:: Stated problem ::
Retype the lines exactly as they stand in the records, beginning at the line that contains "pinterest-icon bbox=[686, 0, 696, 9]" and stopping after the line that contains "facebook-icon bbox=[558, 0, 566, 9]".
:: Provided data
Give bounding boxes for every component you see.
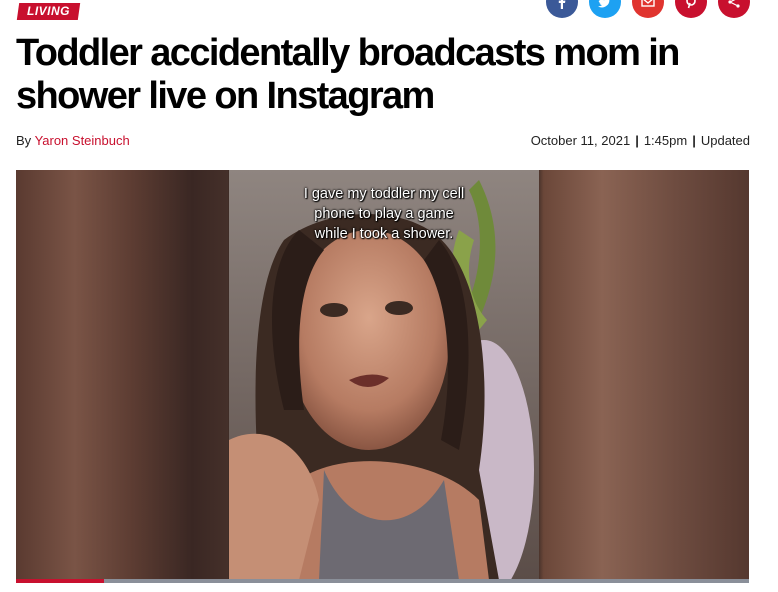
pinterest-icon bbox=[686, 0, 696, 9]
divider: | bbox=[635, 133, 639, 148]
dateline: October 11, 2021 | 1:45pm | Updated bbox=[531, 133, 750, 148]
byline: By Yaron Steinbuch bbox=[16, 133, 130, 148]
more-share-button[interactable] bbox=[718, 0, 750, 18]
facebook-icon bbox=[558, 0, 566, 9]
caption-line: I gave my toddler my cell bbox=[303, 186, 465, 202]
author-link[interactable]: Yaron Steinbuch bbox=[35, 133, 130, 148]
share-icon bbox=[728, 0, 740, 8]
email-icon bbox=[641, 0, 655, 7]
video-caption: I gave my toddler my cell phone to play … bbox=[229, 184, 539, 244]
byline-prefix: By bbox=[16, 133, 32, 148]
publish-date: October 11, 2021 bbox=[530, 133, 631, 148]
article-headline: Toddler accidentally broadcasts mom in s… bbox=[16, 32, 680, 117]
email-share-button[interactable] bbox=[632, 0, 664, 18]
twitter-share-button[interactable] bbox=[589, 0, 621, 18]
video-progress-fill bbox=[16, 579, 104, 583]
video-frame: I gave my toddler my cell phone to play … bbox=[229, 170, 539, 580]
twitter-icon bbox=[598, 0, 610, 8]
publish-time: 1:45pm bbox=[643, 133, 688, 148]
facebook-share-button[interactable] bbox=[546, 0, 578, 18]
updated-toggle[interactable]: Updated bbox=[701, 133, 750, 148]
divider: | bbox=[692, 133, 696, 148]
caption-line: while I took a shower. bbox=[314, 226, 454, 242]
video-player[interactable]: I gave my toddler my cell phone to play … bbox=[16, 170, 749, 580]
video-progress-bar[interactable] bbox=[16, 579, 749, 583]
share-bar bbox=[546, 0, 750, 18]
section-tag[interactable]: LIVING bbox=[16, 3, 81, 20]
caption-line: phone to play a game bbox=[314, 206, 454, 222]
section-label: LIVING bbox=[27, 4, 71, 18]
pinterest-share-button[interactable] bbox=[675, 0, 707, 18]
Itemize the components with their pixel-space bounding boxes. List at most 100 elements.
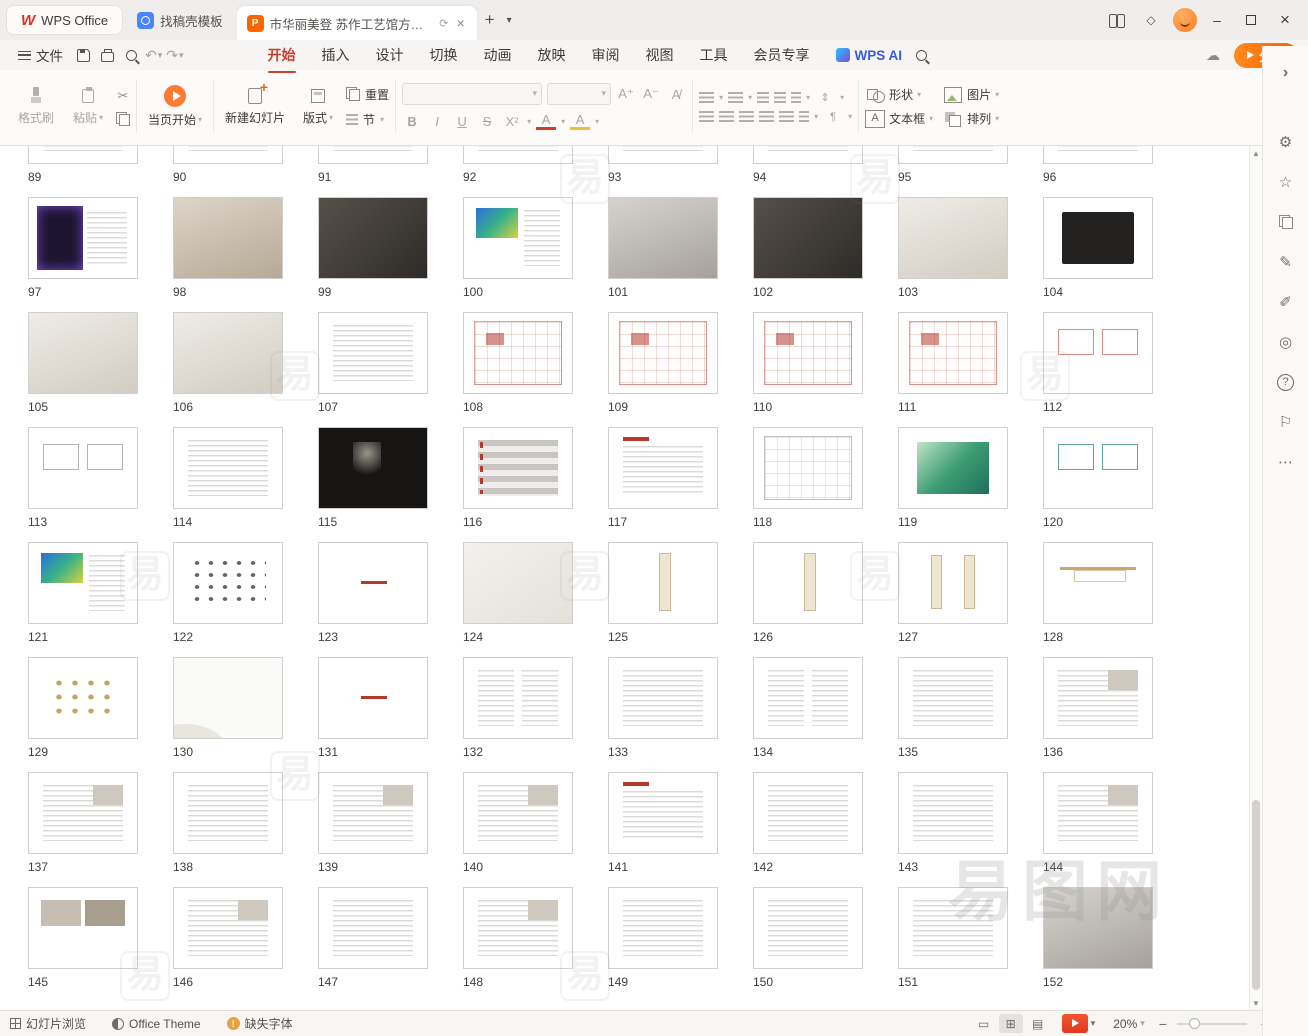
align-left-icon[interactable] <box>699 111 714 122</box>
slide-thumbnail[interactable] <box>318 146 428 164</box>
slide-101[interactable]: 101 <box>608 197 753 312</box>
slide-thumbnail[interactable] <box>753 146 863 164</box>
undo-button[interactable]: ↶▾ <box>145 47 162 64</box>
slide-132[interactable]: 132 <box>463 657 608 772</box>
feedback-flag-icon[interactable]: ⚐ <box>1271 407 1301 437</box>
increase-font-icon[interactable]: A⁺ <box>616 86 636 102</box>
superscript-icon[interactable]: X² <box>502 114 522 129</box>
slide-thumbnail[interactable] <box>1043 772 1153 854</box>
columns-icon[interactable] <box>799 111 809 122</box>
vertical-scrollbar[interactable]: ▲ ▼ <box>1249 146 1262 1010</box>
slide-147[interactable]: 147 <box>318 887 463 1002</box>
slide-thumbnail[interactable] <box>318 657 428 739</box>
object-properties-icon[interactable]: ⚙ <box>1271 127 1301 157</box>
slide-thumbnail[interactable] <box>173 146 283 164</box>
tab-list-chevron-icon[interactable]: ▾ <box>503 15 516 26</box>
reading-view-button[interactable]: ▤ <box>1026 1014 1050 1033</box>
slide-thumbnail[interactable] <box>463 542 573 624</box>
slide-thumbnail[interactable] <box>1043 657 1153 739</box>
zoom-slider[interactable] <box>1177 1023 1247 1025</box>
missing-font-indicator[interactable]: ! 缺失字体 <box>227 1015 293 1032</box>
layout-button[interactable]: 版式▾ <box>294 83 342 130</box>
slide-102[interactable]: 102 <box>753 197 898 312</box>
slide-thumbnail[interactable] <box>608 197 718 279</box>
slide-125[interactable]: 125 <box>608 542 753 657</box>
slide-117[interactable]: 117 <box>608 427 753 542</box>
slide-134[interactable]: 134 <box>753 657 898 772</box>
slide-99[interactable]: 99 <box>318 197 463 312</box>
doc-tab-active[interactable]: P 市华丽美登 苏作工艺馆方案文 ⟳ × <box>237 6 477 40</box>
section-button[interactable]: 节▾ <box>346 111 384 128</box>
decrease-indent-icon[interactable] <box>757 92 769 103</box>
align-right-icon[interactable] <box>739 111 754 122</box>
wps-home-tab[interactable]: W WPS Office <box>6 5 123 35</box>
scroll-up-icon[interactable]: ▲ <box>1252 146 1260 160</box>
slide-thumbnail[interactable] <box>173 312 283 394</box>
slide-94[interactable]: 94 <box>753 146 898 197</box>
slide-93[interactable]: 93 <box>608 146 753 197</box>
slide-thumbnail[interactable] <box>898 887 1008 969</box>
underline-icon[interactable]: U <box>452 114 472 129</box>
strikethrough-icon[interactable]: S <box>477 114 497 129</box>
cut-icon[interactable]: ✂ <box>118 88 129 104</box>
bullet-list-icon[interactable] <box>699 92 714 103</box>
slide-thumbnail[interactable] <box>1043 542 1153 624</box>
slide-thumbnail[interactable] <box>1043 146 1153 164</box>
zoom-out-button[interactable]: − <box>1155 1016 1171 1032</box>
annotation-pen-icon[interactable]: ✎ <box>1271 247 1301 277</box>
redo-button[interactable]: ↷▾ <box>166 47 183 64</box>
align-center-icon[interactable] <box>719 111 734 122</box>
copy-icon[interactable] <box>116 112 130 126</box>
slide-97[interactable]: 97 <box>28 197 173 312</box>
slide-95[interactable]: 95 <box>898 146 1043 197</box>
slide-104[interactable]: 104 <box>1043 197 1188 312</box>
arrange-button[interactable]: 排列▾ <box>943 110 999 128</box>
font-color-icon[interactable]: A <box>536 112 556 130</box>
text-direction-icon[interactable] <box>791 92 801 103</box>
numbered-list-icon[interactable] <box>728 92 743 103</box>
distribute-icon[interactable] <box>779 111 794 122</box>
slide-thumbnail[interactable] <box>318 197 428 279</box>
menu-tab-放映[interactable]: 放映 <box>526 41 578 69</box>
slide-thumbnail[interactable] <box>753 542 863 624</box>
app-center-icon[interactable]: ◇ <box>1138 9 1164 31</box>
slide-128[interactable]: 128 <box>1043 542 1188 657</box>
slide-105[interactable]: 105 <box>28 312 173 427</box>
scrollbar-track[interactable] <box>1250 160 1262 996</box>
highlight-color-icon[interactable]: A <box>570 112 590 130</box>
slide-91[interactable]: 91 <box>318 146 463 197</box>
shapes-button[interactable]: 形状▾ <box>865 86 933 104</box>
slide-thumbnail[interactable] <box>898 657 1008 739</box>
slide-thumbnail[interactable] <box>463 197 573 279</box>
slide-thumbnail[interactable] <box>898 427 1008 509</box>
slide-120[interactable]: 120 <box>1043 427 1188 542</box>
slide-103[interactable]: 103 <box>898 197 1043 312</box>
slide-thumbnail[interactable] <box>608 657 718 739</box>
slide-thumbnail[interactable] <box>318 542 428 624</box>
ribbon-search-button[interactable] <box>910 45 932 65</box>
menu-tab-切换[interactable]: 切换 <box>418 41 470 69</box>
slide-106[interactable]: 106 <box>173 312 318 427</box>
avatar[interactable] <box>1172 9 1198 31</box>
font-family-select[interactable] <box>402 83 542 105</box>
slide-thumbnail[interactable] <box>898 772 1008 854</box>
slide-138[interactable]: 138 <box>173 772 318 887</box>
slide-108[interactable]: 108 <box>463 312 608 427</box>
favorites-star-icon[interactable]: ☆ <box>1271 167 1301 197</box>
slide-107[interactable]: 107 <box>318 312 463 427</box>
slide-127[interactable]: 127 <box>898 542 1043 657</box>
slide-100[interactable]: 100 <box>463 197 608 312</box>
slide-thumbnail[interactable] <box>1043 887 1153 969</box>
slide-111[interactable]: 111 <box>898 312 1043 427</box>
menu-tab-插入[interactable]: 插入 <box>310 41 362 69</box>
doc-tab-template[interactable]: 找稿壳模板 <box>127 5 233 35</box>
slide-114[interactable]: 114 <box>173 427 318 542</box>
slide-145[interactable]: 145 <box>28 887 173 1002</box>
slide-148[interactable]: 148 <box>463 887 608 1002</box>
slide-sorter-view-button[interactable]: ⊞ <box>999 1014 1023 1033</box>
slide-thumbnail[interactable] <box>753 197 863 279</box>
slide-110[interactable]: 110 <box>753 312 898 427</box>
slide-thumbnail[interactable] <box>463 772 573 854</box>
slide-thumbnail[interactable] <box>28 146 138 164</box>
paste-button[interactable]: 粘贴▾ <box>64 83 112 130</box>
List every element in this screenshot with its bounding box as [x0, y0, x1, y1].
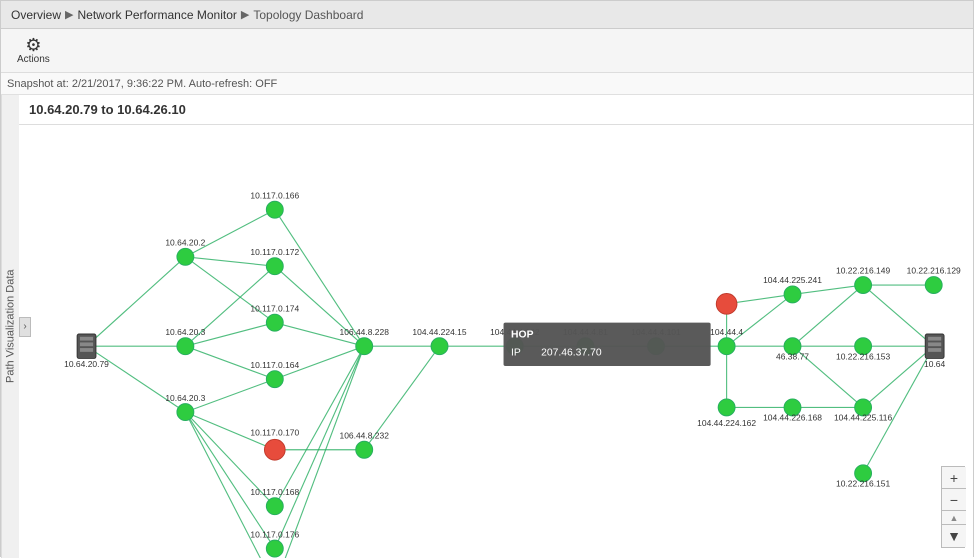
svg-text:207.46.37.70: 207.46.37.70: [541, 348, 602, 359]
node-n12[interactable]: 106.44.8.228: [339, 327, 389, 355]
node-n18[interactable]: 104.44.4: [710, 327, 743, 355]
scroll-down-button[interactable]: ▼: [942, 525, 966, 547]
svg-text:10.117.0.170: 10.117.0.170: [250, 428, 299, 438]
scroll-up-button[interactable]: ▲: [942, 511, 966, 525]
svg-text:104.44.224.15: 104.44.224.15: [412, 327, 466, 337]
breadcrumb-topology: Topology Dashboard: [253, 8, 363, 22]
node-dst[interactable]: 10.64: [924, 334, 945, 369]
svg-text:106.44.8.232: 106.44.8.232: [339, 430, 389, 440]
node-n14[interactable]: 104.44.224.15: [412, 327, 466, 355]
main-area: › Path Visualization Data 10.64.20.79 to…: [1, 95, 973, 558]
svg-text:10.64.20.3: 10.64.20.3: [165, 327, 205, 337]
zoom-in-button[interactable]: +: [942, 467, 966, 489]
actions-button[interactable]: ⚙ Actions: [11, 34, 56, 67]
svg-text:10.22.216.149: 10.22.216.149: [836, 266, 890, 276]
svg-text:10.64.20.2: 10.64.20.2: [165, 237, 205, 247]
topology-route: 10.64.20.79 to 10.64.26.10: [29, 102, 186, 117]
node-n29[interactable]: 10.22.216.151: [836, 465, 890, 489]
node-n19[interactable]: 104.44.224.162: [697, 399, 756, 428]
svg-text:104.44.225.241: 104.44.225.241: [763, 275, 822, 285]
node-n20-red[interactable]: [716, 293, 737, 314]
zoom-controls: + − ▲ ▼: [941, 466, 965, 548]
svg-text:10.117.0.174: 10.117.0.174: [250, 303, 299, 313]
toolbar: ⚙ Actions: [1, 29, 973, 73]
svg-text:10.117.0.172: 10.117.0.172: [250, 247, 299, 257]
svg-text:104.44.225.116: 104.44.225.116: [834, 413, 893, 423]
node-n25[interactable]: 10.22.216.149: [836, 266, 890, 294]
svg-text:104.44.4: 104.44.4: [710, 327, 743, 337]
node-n13[interactable]: 106.44.8.232: [339, 430, 389, 458]
svg-text:10.117.0.166: 10.117.0.166: [250, 190, 299, 200]
svg-text:10.64.20.3: 10.64.20.3: [165, 393, 205, 403]
svg-text:104.44.226.168: 104.44.226.168: [763, 413, 822, 423]
breadcrumb-sep-2: ▶: [241, 8, 249, 21]
svg-text:10.64: 10.64: [924, 359, 945, 369]
sidebar-label-text: Path Visualization Data: [5, 270, 17, 384]
svg-text:46.38.77: 46.38.77: [776, 351, 809, 361]
zoom-out-button[interactable]: −: [942, 489, 966, 511]
topology-panel: 10.64.20.79 to 10.64.26.10: [19, 95, 973, 558]
svg-text:104.44.224.162: 104.44.224.162: [697, 418, 756, 428]
svg-text:10.22.216.151: 10.22.216.151: [836, 478, 890, 488]
svg-text:10.117.0.176: 10.117.0.176: [250, 529, 299, 539]
node-n5[interactable]: 10.117.0.172: [250, 247, 299, 275]
node-n1[interactable]: 10.64.20.2: [165, 237, 205, 265]
svg-text:10.22.216.129: 10.22.216.129: [907, 266, 961, 276]
node-n21[interactable]: 46.38.77: [776, 338, 809, 362]
topology-svg: 10.64.20.79 10.64.20.2 10.64.20.3 10.64.…: [19, 125, 973, 558]
breadcrumb-sep-1: ▶: [65, 8, 73, 21]
actions-icon: ⚙: [25, 36, 41, 54]
topology-title: 10.64.20.79 to 10.64.26.10: [19, 95, 973, 125]
breadcrumb-npm[interactable]: Network Performance Monitor: [77, 8, 236, 22]
node-n26[interactable]: 104.44.225.116: [834, 399, 893, 423]
svg-text:10.117.0.164: 10.117.0.164: [250, 360, 299, 370]
node-n7[interactable]: 10.117.0.164: [250, 360, 299, 388]
breadcrumb-bar: Overview ▶ Network Performance Monitor ▶…: [1, 1, 973, 29]
collapse-arrow[interactable]: ›: [19, 317, 31, 337]
sidebar-label[interactable]: Path Visualization Data: [1, 95, 19, 558]
snapshot-text: Snapshot at: 2/21/2017, 9:36:22 PM. Auto…: [7, 78, 277, 90]
actions-label: Actions: [17, 54, 50, 65]
svg-text:10.22.216.153: 10.22.216.153: [836, 351, 890, 361]
svg-text:10.64.20.79: 10.64.20.79: [64, 359, 109, 369]
node-n23[interactable]: 104.44.226.168: [763, 399, 822, 423]
svg-text:HOP: HOP: [511, 330, 534, 341]
snapshot-bar: Snapshot at: 2/21/2017, 9:36:22 PM. Auto…: [1, 73, 973, 95]
node-n4[interactable]: 10.117.0.166: [250, 190, 299, 218]
node-n28[interactable]: 10.22.216.129: [907, 266, 961, 294]
node-n24[interactable]: 10.22.216.153: [836, 338, 890, 362]
node-src[interactable]: 10.64.20.79: [64, 334, 109, 369]
svg-text:IP: IP: [511, 348, 521, 359]
breadcrumb-overview[interactable]: Overview: [11, 8, 61, 22]
svg-text:10.117.0.168: 10.117.0.168: [250, 487, 299, 497]
node-n22[interactable]: 104.44.225.241: [763, 275, 822, 303]
node-n2[interactable]: 10.64.20.3: [165, 327, 205, 355]
svg-text:106.44.8.228: 106.44.8.228: [339, 327, 389, 337]
node-n8-red[interactable]: 10.117.0.170: [250, 428, 299, 460]
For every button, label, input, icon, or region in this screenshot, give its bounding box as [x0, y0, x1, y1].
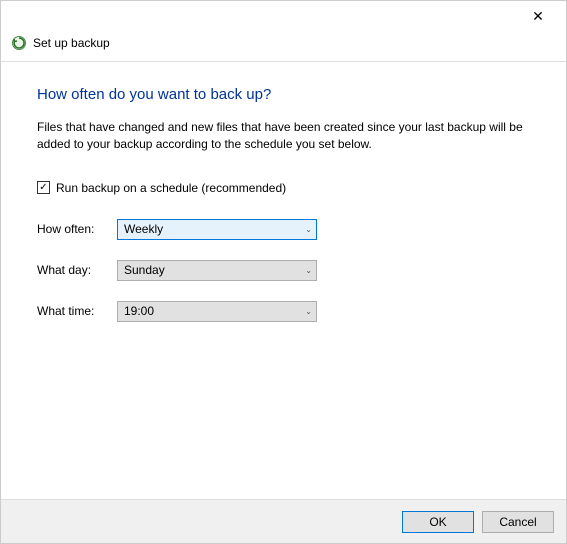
::::
:: Expected answer ::
pinterest-icon bbox=[686, 0, 696, 9]
divider: | bbox=[635, 133, 639, 148]
dateline: October 11, 2021 | 1:45pm | Updated bbox=[531, 133, 750, 148]
byline: By Yaron Steinbuch bbox=[16, 133, 130, 148]
more-share-button[interactable] bbox=[718, 0, 750, 18]
facebook-icon bbox=[558, 0, 566, 9]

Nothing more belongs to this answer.